§ TASK INSTRUCTIONS
Only a number is expected: how many lines in the data below contain the word "评分说明".

§ INFORMATION PROVIDED
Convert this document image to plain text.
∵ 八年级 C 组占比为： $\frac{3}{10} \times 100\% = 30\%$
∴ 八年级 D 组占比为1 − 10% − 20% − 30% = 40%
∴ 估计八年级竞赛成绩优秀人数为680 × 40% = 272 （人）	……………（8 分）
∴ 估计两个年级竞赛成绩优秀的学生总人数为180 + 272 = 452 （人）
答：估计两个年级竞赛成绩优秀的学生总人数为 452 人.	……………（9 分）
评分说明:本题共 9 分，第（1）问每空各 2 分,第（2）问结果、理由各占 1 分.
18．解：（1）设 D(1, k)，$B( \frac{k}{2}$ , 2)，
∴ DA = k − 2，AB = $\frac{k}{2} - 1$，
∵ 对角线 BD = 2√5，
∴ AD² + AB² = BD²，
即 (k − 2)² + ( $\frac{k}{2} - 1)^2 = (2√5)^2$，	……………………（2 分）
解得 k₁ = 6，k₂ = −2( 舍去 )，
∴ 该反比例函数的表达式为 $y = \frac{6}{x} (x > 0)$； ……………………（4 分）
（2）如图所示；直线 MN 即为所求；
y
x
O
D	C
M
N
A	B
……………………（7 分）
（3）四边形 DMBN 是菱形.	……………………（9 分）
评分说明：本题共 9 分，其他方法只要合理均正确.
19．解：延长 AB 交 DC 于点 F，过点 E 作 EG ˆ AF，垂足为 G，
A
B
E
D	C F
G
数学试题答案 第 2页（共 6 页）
* * *
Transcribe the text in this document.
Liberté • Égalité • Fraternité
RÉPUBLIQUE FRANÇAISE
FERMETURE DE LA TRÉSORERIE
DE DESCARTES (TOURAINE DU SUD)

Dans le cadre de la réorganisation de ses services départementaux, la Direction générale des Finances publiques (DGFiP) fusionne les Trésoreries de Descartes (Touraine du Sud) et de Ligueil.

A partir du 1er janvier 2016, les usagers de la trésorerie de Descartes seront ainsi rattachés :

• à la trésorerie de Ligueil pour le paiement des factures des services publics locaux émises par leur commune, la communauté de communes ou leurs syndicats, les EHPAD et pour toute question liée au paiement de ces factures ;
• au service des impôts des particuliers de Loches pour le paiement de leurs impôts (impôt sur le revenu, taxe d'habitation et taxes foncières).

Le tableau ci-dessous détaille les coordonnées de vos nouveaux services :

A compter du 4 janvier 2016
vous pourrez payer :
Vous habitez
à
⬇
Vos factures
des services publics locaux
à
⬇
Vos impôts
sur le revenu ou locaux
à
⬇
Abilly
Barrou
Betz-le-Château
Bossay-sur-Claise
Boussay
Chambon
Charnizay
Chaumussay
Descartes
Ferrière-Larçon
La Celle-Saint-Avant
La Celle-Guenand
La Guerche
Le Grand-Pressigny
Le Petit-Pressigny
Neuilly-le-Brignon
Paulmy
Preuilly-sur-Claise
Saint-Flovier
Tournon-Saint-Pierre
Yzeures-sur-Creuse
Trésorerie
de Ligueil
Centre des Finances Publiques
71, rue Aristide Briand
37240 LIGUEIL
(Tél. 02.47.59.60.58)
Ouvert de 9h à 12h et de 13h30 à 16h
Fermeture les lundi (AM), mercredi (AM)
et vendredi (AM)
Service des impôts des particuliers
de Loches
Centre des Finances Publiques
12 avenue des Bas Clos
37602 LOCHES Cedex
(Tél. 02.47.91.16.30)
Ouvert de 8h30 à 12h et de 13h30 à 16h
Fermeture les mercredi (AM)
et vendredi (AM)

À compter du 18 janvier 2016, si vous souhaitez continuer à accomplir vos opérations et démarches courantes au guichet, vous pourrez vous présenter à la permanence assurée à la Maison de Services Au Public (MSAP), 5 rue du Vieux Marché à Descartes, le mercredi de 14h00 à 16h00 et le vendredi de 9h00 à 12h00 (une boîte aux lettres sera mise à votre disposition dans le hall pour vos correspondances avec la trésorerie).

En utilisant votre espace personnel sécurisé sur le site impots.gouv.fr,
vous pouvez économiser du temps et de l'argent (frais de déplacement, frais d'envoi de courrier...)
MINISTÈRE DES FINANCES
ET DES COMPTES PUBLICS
...
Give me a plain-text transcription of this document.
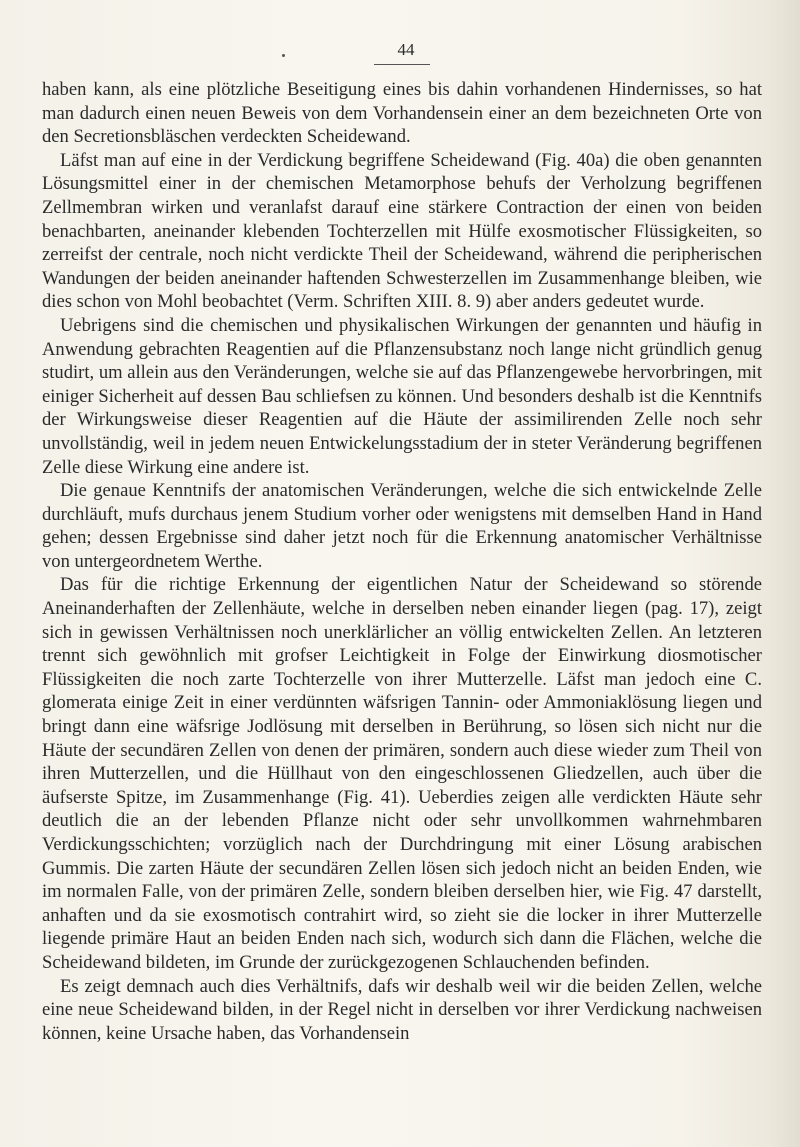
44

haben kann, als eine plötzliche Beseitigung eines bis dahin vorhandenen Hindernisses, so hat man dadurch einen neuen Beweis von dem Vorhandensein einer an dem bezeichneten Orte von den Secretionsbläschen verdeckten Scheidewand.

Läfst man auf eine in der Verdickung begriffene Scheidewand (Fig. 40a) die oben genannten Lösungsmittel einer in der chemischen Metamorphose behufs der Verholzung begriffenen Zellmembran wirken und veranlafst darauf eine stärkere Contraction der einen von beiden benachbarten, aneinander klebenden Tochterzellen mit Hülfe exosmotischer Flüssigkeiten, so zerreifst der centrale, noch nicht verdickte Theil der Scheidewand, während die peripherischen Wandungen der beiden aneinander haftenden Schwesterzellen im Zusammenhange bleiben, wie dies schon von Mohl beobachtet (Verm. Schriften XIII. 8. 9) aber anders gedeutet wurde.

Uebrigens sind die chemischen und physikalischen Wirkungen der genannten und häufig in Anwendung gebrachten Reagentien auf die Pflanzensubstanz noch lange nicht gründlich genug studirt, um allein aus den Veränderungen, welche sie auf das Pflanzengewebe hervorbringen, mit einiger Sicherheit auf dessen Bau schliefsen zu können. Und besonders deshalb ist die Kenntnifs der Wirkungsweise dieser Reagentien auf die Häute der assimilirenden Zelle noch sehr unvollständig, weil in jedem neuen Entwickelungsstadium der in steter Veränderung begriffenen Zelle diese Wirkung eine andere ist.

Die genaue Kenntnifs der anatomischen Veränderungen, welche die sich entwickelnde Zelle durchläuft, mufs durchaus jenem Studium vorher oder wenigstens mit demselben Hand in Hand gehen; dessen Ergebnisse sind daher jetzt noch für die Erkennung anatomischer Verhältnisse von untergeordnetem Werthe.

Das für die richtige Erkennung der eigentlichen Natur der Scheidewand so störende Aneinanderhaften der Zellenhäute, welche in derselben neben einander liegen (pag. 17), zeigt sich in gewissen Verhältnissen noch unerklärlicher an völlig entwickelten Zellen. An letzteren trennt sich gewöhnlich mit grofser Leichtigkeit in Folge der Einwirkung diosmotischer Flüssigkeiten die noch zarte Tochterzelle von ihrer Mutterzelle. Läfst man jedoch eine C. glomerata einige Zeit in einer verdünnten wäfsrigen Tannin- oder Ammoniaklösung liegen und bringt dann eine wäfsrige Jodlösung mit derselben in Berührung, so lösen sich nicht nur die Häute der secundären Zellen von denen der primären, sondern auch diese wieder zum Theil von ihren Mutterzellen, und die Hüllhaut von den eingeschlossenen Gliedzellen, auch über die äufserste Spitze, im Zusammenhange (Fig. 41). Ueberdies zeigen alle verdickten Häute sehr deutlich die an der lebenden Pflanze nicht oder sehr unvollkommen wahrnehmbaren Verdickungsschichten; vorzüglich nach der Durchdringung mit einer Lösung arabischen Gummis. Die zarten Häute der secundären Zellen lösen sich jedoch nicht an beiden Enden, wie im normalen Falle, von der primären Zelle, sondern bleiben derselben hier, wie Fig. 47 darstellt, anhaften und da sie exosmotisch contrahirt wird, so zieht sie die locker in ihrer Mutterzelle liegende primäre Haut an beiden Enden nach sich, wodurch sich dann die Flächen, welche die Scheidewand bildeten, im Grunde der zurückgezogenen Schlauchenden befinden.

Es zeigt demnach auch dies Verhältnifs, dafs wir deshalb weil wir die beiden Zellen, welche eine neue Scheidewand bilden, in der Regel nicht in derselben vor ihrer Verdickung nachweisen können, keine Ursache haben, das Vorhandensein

§ IN RESPONSE
2